ISTRUZIONI:
**A)** Riporta fedelmente dal testo su Caproni e la musica il passo che comincia con "Ecco allora una" e prosegue fino a "Dissolvono l’oggetto.".
**B)** Secondo il testo su Caproni e la musica, in che anno è uscito Il franco cacciatore?

PAGINA:
Per tornare a Giorgio Caprino va detto che uno degli aspetti più affascinanti, tra l’altro, di questo modo di intendere e quindi di fare poesia, è appunto lo sguardo intenso e vivificante che il poeta fa del linguaggio. La parola si accosta alla nota musicale e il linguaggio verbale si fa figura musicale , quasi una espressione matematica e geometrica che mette assieme proporzione e variabilità, che poi in definitiva sono specificità e meccanismi dell’arte musicale che predilige fortemente i silenzi, gli intervalli costitutivi e costruttivi. A volte il peso della lingua diventa più forte , più acuto con il suo carico di contingenza e significanze per la storia che le parole hanno alle loro spalle. Altre volte ,perduta la fiducia nella possibilità conoscitiva della parola e del suo ruolo di esplorazione, si arriva ad accettare, non del tutto pacificamente ,che la parola poetica, considerata come ontologicamente imperfetta, si espanda e si dissolva come ‘puro suono’. Mi sembra interessante riportare alcune parole dello stesso Caproni, tratte da un intervento risalente al 1986, in cui è possibile rinvenire il significato profondo di un percorso poetico e letterario vissuto all’insegna di una costante ‘nostalgia della musica’: «I miei studi cominciarono nel campo della musica, voglio dire i miei studi regolari, perché per tutto il resto sono un irregolare, e quando mi accorsi che verso la musica avevo una vera vocazione allora l’abbandonai e continuai a fare il ‘paroliere’. Penso però che la vera forma d’arte, di vero pensiero, sia la musica soltanto, la musica per me è la suprema espressione di pensiero, il pensiero senza la contaminazione della parola, pensiero puro. […] La musica va oltre la parola. […] Sono quindi un musicista mancato che fa il ‘paroliere’» . Il mondo ha bisogno di poeti. Interviste e auto commenti. 1948-1990, a cura di Melissa Rota, Firenze University Press, 2014.
Si sente in queste sue affermazioni una progressiva sfiducia del poeta nei confronti della parola. Ma allo stesso tempo si ricavano informazioni utili per interpretare correttamente la presenza costante di suggestioni di tipo musicale all’interno dei suoi versi , specie nei libri dell’ultimo periodo (Il muro della terra, Il franco cacciatore, Il conte di Kevenhüller), che offrono nella loro struttura la caratteristica di un “ libretto d’opera “ in cui i riferimenti continui alla dimensione musicale si infittiscono fino ad assumere e acquisire un carattere strutturale.
Ecco allora una poesia da Il franco cacciatore (1982) nel quale l’autore in modo chiarissimo esprime il suo scetticismo attraverso una vera e propria indagine metalinguistica , sul fatto che le parole possano rendere la realtà delle cose :
Le parole. Già.
Dissolvono l’oggetto.
Come la nebbia gli alberi,
il fiume: il traghetto.

VOCI DELL'ELENCO:

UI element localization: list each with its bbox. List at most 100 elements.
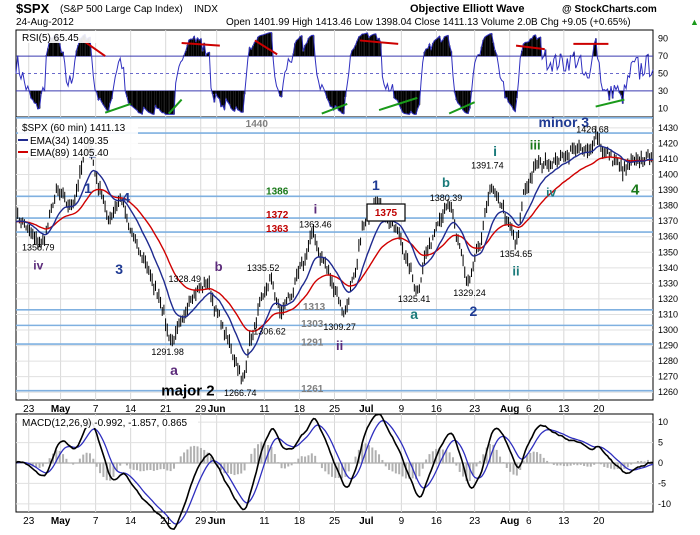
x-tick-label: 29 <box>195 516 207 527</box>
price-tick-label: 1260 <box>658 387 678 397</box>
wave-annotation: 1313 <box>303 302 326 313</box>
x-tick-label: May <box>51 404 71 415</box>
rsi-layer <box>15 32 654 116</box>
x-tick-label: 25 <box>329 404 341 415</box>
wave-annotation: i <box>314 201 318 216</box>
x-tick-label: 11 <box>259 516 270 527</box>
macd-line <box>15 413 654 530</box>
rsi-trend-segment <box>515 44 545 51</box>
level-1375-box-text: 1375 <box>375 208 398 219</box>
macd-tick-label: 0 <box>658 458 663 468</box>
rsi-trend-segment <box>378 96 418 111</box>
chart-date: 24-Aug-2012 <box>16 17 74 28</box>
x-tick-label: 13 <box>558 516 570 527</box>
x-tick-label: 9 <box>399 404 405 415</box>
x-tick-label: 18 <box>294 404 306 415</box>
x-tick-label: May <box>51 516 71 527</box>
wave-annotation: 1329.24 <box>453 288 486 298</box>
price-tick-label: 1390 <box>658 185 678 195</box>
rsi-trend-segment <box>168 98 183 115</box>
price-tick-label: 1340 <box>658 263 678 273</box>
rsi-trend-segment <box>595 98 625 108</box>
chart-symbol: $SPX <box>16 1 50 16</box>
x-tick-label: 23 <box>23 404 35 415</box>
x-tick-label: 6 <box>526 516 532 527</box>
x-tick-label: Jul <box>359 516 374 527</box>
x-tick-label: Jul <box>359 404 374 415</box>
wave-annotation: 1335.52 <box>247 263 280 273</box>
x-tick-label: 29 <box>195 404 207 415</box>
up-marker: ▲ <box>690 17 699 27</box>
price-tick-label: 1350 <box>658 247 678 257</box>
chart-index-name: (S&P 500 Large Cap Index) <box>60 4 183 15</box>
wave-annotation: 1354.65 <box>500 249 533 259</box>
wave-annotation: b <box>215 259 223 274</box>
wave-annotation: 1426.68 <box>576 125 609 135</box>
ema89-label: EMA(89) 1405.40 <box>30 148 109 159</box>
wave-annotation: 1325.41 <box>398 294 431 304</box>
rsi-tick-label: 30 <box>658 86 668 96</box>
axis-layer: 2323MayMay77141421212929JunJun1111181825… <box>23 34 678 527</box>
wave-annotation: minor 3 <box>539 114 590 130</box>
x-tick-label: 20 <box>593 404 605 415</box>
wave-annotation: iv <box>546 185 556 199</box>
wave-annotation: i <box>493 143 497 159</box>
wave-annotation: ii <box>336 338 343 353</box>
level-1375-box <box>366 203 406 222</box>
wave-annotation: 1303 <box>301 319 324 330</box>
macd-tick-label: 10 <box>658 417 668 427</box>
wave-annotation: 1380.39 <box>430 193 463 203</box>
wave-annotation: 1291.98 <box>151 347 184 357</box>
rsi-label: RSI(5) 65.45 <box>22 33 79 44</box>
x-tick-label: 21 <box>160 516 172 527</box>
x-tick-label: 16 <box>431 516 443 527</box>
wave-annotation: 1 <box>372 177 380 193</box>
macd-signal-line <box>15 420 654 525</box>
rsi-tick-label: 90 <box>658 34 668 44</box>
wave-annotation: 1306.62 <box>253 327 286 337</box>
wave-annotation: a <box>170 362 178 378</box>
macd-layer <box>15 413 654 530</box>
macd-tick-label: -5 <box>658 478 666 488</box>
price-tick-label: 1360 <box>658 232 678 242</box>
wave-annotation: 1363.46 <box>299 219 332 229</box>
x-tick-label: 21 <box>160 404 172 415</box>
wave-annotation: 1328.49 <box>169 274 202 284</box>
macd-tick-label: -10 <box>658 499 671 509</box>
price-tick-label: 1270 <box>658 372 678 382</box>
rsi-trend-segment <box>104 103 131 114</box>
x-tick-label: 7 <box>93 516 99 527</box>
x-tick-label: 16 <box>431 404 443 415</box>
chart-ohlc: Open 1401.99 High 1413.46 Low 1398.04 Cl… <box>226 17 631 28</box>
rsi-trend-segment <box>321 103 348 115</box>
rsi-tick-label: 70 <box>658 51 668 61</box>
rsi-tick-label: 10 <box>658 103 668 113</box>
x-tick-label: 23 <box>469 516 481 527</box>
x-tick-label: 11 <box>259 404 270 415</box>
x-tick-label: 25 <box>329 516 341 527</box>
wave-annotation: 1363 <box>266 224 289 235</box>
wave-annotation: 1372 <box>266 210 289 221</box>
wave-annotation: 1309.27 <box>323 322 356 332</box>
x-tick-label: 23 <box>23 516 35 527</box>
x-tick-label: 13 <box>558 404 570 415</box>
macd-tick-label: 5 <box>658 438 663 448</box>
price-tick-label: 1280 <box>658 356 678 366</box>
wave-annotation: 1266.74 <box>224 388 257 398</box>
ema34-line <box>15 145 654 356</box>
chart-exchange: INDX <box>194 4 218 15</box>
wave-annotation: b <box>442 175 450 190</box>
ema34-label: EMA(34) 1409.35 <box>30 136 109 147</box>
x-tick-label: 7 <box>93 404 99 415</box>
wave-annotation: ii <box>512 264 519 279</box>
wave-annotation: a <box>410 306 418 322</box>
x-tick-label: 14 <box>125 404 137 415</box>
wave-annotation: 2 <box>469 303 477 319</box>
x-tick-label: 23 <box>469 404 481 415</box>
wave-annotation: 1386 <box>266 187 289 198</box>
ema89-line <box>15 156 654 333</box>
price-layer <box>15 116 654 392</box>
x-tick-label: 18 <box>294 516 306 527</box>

--

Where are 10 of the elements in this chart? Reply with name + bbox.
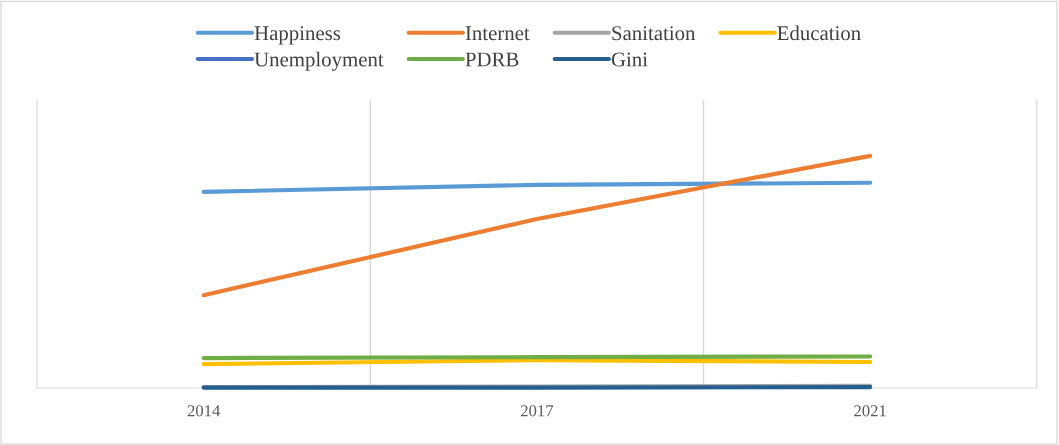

SOLUZIONI:
**A)**
Ecco allora una poesia da Il franco cacciatore (1982) nel quale l’autore in modo chiarissimo esprime il suo scetticismo attraverso una vera e propria indagine metalinguistica , sul fatto che le parole possano rendere la realtà delle cose :
Le parole. Già.
Dissolvono l’oggetto.

**B)** Nel 1982.